Stored data:
▬▬▬▬▬▬▬▬▬▬

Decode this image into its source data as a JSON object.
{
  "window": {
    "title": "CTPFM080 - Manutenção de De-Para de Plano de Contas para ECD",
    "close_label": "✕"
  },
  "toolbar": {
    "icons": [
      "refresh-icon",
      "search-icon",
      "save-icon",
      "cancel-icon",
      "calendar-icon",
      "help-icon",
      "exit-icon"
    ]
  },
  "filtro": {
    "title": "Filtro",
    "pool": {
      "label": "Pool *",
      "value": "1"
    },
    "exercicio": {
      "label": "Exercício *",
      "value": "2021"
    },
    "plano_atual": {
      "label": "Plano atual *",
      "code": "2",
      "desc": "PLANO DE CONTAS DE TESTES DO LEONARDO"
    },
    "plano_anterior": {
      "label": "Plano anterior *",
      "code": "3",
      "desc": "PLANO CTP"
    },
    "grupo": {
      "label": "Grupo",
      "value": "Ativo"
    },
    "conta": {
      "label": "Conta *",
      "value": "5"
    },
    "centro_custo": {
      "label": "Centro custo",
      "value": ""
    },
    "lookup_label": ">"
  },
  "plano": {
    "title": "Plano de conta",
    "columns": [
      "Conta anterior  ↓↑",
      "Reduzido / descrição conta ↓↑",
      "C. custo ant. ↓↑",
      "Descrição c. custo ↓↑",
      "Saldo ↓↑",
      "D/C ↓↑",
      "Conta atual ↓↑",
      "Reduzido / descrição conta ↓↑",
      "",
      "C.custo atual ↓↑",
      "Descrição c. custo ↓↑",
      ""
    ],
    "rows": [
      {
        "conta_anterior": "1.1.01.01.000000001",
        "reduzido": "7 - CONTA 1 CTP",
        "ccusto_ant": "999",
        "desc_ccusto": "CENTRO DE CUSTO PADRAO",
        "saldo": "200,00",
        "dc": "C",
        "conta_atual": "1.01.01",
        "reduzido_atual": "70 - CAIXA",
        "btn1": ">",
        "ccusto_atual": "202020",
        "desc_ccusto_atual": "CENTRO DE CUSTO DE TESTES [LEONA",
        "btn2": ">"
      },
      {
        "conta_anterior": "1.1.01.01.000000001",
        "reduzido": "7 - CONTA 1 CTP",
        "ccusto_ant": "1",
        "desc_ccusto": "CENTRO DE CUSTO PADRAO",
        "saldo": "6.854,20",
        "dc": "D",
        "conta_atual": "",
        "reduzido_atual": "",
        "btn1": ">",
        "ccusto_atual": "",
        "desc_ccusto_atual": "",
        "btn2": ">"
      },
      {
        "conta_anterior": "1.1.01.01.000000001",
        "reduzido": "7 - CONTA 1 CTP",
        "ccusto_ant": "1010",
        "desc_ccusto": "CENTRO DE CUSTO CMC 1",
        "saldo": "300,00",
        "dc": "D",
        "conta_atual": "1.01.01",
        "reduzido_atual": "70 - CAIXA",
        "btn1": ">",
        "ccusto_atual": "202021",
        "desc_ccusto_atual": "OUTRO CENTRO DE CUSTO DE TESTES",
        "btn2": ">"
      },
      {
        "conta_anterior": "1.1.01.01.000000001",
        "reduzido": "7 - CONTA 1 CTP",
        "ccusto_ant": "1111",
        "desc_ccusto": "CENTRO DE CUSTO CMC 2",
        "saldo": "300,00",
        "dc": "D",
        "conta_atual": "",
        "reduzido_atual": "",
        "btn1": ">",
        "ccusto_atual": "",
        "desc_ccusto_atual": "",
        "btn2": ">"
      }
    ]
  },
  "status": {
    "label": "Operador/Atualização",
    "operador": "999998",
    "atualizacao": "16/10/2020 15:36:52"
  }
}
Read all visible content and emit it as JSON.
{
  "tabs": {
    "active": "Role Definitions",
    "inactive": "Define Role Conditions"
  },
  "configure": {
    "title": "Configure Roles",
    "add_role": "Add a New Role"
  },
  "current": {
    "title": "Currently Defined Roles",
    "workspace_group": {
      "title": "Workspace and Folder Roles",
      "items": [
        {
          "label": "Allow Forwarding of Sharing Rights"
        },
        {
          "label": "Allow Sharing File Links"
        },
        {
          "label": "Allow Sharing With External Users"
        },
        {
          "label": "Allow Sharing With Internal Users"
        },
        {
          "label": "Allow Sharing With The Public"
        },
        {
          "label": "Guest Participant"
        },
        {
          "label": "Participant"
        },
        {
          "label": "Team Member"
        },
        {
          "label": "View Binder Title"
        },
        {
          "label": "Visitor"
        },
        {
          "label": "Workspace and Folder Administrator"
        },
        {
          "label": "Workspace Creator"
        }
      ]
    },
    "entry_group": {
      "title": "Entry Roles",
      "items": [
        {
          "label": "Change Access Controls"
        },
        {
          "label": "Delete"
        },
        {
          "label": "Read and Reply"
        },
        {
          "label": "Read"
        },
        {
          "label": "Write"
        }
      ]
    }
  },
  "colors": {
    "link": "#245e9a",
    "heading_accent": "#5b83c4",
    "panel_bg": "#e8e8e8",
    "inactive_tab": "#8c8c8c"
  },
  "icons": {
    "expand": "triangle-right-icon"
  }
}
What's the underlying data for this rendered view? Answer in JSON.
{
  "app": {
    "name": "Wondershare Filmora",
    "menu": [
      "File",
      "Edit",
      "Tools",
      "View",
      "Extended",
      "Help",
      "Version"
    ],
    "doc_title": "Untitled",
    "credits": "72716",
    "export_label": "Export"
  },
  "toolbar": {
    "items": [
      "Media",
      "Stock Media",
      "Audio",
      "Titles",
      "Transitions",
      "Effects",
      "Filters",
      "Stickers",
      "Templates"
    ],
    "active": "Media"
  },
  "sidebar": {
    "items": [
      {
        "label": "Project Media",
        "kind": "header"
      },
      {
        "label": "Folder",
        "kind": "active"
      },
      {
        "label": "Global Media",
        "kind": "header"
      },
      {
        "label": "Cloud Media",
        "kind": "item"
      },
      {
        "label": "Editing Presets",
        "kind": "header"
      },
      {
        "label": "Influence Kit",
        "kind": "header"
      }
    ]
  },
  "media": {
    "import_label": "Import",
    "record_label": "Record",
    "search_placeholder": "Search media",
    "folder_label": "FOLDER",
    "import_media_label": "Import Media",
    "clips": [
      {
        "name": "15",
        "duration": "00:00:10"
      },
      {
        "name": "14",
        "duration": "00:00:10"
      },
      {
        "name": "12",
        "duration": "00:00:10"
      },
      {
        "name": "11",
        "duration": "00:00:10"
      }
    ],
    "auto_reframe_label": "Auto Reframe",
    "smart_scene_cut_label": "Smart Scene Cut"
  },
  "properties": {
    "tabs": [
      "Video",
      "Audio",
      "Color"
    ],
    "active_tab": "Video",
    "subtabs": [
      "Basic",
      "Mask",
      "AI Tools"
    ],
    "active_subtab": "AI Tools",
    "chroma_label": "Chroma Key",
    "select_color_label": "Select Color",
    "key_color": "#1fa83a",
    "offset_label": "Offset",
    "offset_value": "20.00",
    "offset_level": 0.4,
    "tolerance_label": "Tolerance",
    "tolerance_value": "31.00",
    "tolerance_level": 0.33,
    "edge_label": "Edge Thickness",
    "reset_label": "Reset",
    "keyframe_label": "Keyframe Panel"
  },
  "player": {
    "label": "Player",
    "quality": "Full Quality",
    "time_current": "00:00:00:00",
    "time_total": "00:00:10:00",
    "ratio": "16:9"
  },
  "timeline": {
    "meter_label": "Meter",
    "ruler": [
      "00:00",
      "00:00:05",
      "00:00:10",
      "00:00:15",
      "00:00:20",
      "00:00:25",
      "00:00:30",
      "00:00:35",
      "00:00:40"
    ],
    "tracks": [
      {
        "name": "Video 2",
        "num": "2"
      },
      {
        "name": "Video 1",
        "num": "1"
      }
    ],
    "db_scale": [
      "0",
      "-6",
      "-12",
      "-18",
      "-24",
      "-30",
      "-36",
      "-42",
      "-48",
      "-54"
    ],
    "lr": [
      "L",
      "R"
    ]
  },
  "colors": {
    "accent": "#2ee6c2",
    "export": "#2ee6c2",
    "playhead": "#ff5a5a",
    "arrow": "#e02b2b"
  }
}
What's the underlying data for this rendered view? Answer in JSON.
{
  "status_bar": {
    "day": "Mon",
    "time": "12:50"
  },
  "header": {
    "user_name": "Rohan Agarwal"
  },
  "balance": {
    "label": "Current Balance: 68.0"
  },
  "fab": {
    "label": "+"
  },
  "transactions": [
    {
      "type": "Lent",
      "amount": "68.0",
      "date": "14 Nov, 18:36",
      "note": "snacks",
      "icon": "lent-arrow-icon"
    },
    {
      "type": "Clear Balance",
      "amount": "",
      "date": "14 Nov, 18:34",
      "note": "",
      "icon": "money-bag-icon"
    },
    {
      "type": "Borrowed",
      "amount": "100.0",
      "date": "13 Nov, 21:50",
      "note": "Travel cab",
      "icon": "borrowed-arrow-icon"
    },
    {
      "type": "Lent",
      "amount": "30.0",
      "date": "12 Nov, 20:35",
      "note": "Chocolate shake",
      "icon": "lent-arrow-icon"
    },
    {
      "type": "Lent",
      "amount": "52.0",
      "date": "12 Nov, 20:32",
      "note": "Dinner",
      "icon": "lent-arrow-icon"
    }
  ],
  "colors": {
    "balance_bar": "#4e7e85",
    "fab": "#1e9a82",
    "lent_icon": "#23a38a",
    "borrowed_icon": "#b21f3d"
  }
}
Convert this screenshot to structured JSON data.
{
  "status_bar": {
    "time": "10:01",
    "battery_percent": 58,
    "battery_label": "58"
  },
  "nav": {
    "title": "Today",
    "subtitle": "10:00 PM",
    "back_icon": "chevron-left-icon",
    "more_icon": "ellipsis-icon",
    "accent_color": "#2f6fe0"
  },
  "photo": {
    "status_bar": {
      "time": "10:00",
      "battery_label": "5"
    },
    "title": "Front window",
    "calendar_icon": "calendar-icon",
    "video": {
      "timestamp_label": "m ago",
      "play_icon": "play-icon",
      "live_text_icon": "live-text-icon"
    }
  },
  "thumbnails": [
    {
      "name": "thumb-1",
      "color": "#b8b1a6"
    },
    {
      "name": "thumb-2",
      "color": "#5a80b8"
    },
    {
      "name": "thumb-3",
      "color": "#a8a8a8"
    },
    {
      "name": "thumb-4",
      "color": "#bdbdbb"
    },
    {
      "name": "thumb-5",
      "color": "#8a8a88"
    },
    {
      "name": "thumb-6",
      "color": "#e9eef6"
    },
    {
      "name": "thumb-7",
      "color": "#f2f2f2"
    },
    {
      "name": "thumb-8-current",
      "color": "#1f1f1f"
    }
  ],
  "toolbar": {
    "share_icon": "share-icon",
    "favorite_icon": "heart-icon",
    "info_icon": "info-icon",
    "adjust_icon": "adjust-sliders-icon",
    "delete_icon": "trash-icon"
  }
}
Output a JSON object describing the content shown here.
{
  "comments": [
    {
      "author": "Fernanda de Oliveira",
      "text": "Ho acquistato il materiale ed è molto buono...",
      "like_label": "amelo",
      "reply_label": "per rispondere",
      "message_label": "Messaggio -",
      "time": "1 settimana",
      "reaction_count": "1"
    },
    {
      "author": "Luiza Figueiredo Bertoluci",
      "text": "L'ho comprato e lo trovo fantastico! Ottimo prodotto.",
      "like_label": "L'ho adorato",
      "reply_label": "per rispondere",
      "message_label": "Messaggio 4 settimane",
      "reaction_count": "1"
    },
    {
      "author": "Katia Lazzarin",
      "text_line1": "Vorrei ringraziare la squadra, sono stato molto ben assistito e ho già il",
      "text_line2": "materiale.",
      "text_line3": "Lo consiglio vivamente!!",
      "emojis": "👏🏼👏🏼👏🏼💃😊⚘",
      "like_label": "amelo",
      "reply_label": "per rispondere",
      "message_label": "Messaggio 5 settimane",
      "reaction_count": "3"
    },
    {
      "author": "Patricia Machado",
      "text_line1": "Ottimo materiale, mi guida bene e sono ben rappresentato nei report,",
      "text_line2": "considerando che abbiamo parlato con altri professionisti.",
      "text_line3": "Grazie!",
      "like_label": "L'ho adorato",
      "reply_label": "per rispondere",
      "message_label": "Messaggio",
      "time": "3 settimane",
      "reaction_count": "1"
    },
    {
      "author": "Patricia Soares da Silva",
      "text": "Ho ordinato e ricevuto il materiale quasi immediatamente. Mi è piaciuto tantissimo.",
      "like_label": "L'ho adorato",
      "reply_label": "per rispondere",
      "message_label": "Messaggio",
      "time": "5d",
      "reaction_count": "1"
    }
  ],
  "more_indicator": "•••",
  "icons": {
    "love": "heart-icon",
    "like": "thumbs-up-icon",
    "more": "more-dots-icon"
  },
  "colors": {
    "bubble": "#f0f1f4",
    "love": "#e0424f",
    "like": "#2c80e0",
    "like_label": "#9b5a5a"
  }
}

▬▬▬▬▬▬▬▬▬▬

Give the number of lines in the data that contain "Tools", with no other words.

3